WHAT YOU ARE ASKED TO DO >> Copy out the data below as written; omit any images.

[START ENTRIES]

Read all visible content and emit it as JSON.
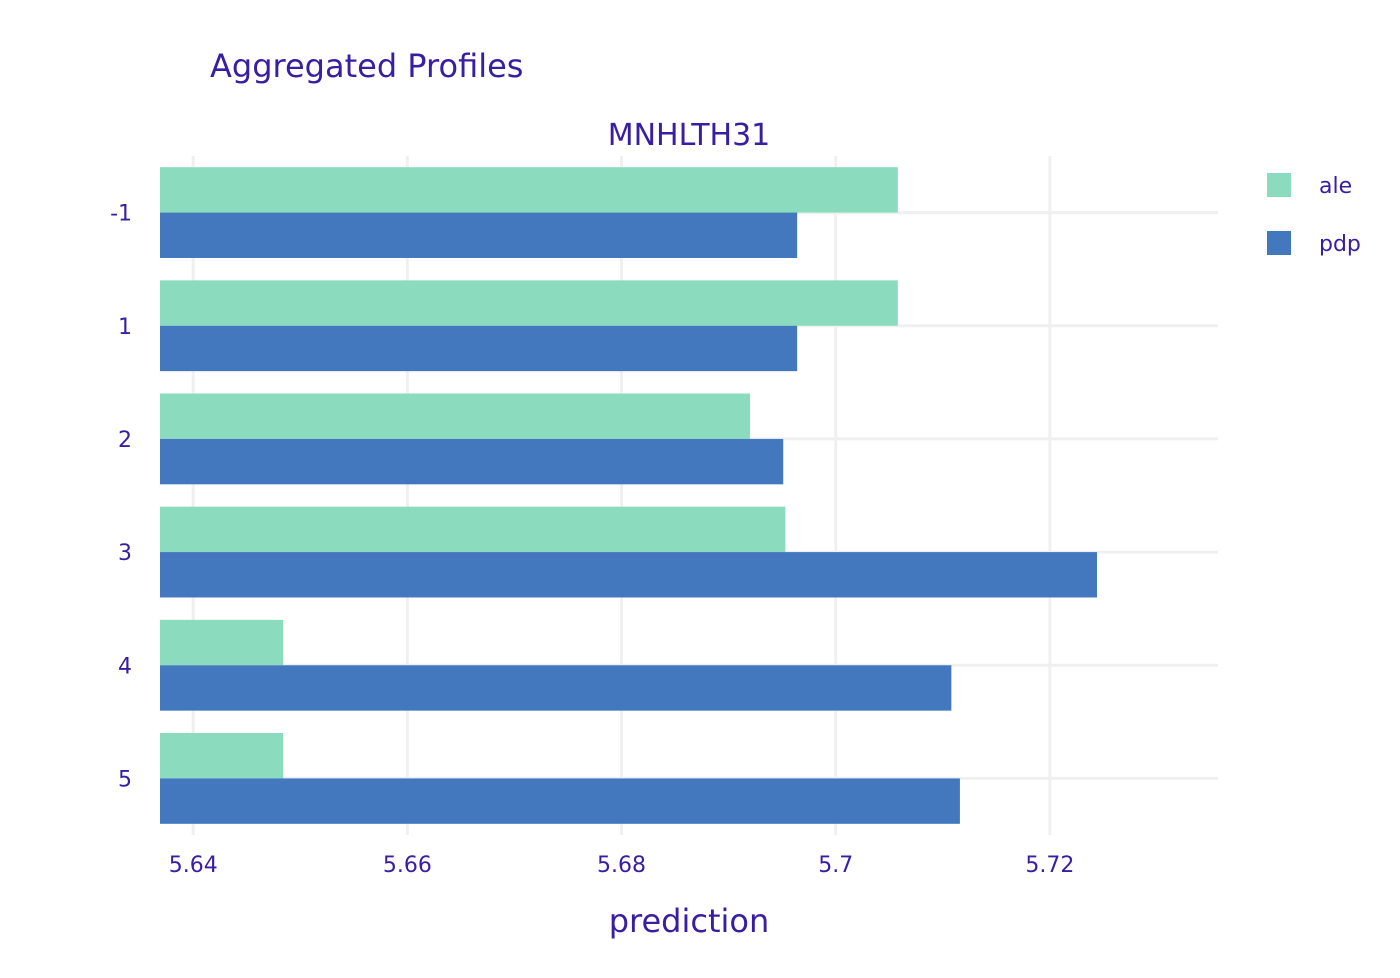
{
  "chart_data": {
    "type": "bar",
    "orientation": "horizontal",
    "title": "Aggregated Profiles",
    "subtitle": "MNHLTH31",
    "xlabel": "prediction",
    "ylabel": "",
    "categories": [
      "-1",
      "1",
      "2",
      "3",
      "4",
      "5"
    ],
    "series": [
      {
        "name": "ale",
        "color": "#8bdcbe",
        "values": [
          5.7058,
          5.7058,
          5.692,
          5.6953,
          5.6484,
          5.6484
        ]
      },
      {
        "name": "pdp",
        "color": "#4378bf",
        "values": [
          5.6964,
          5.6964,
          5.6951,
          5.7244,
          5.7108,
          5.7116
        ]
      }
    ],
    "xlim": [
      5.6369,
      5.7357
    ],
    "xticks": [
      5.64,
      5.66,
      5.68,
      5.7,
      5.72
    ],
    "xtick_labels": [
      "5.64",
      "5.66",
      "5.68",
      "5.7",
      "5.72"
    ],
    "grid": true,
    "legend_position": "top-right"
  }
}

[END ENTRIES]

RESULT >>
Read all visible content and emit it as JSON.
{
  "chart_data": {
    "type": "bar",
    "orientation": "horizontal",
    "title": "Aggregated Profiles",
    "subtitle": "MNHLTH31",
    "xlabel": "prediction",
    "ylabel": "",
    "categories": [
      "-1",
      "1",
      "2",
      "3",
      "4",
      "5"
    ],
    "series": [
      {
        "name": "ale",
        "color": "#8bdcbe",
        "values": [
          5.7058,
          5.7058,
          5.692,
          5.6953,
          5.6484,
          5.6484
        ]
      },
      {
        "name": "pdp",
        "color": "#4378bf",
        "values": [
          5.6964,
          5.6964,
          5.6951,
          5.7244,
          5.7108,
          5.7116
        ]
      }
    ],
    "xlim": [
      5.6369,
      5.7357
    ],
    "xticks": [
      5.64,
      5.66,
      5.68,
      5.7,
      5.72
    ],
    "xtick_labels": [
      "5.64",
      "5.66",
      "5.68",
      "5.7",
      "5.72"
    ],
    "grid": true,
    "legend_position": "top-right"
  }
}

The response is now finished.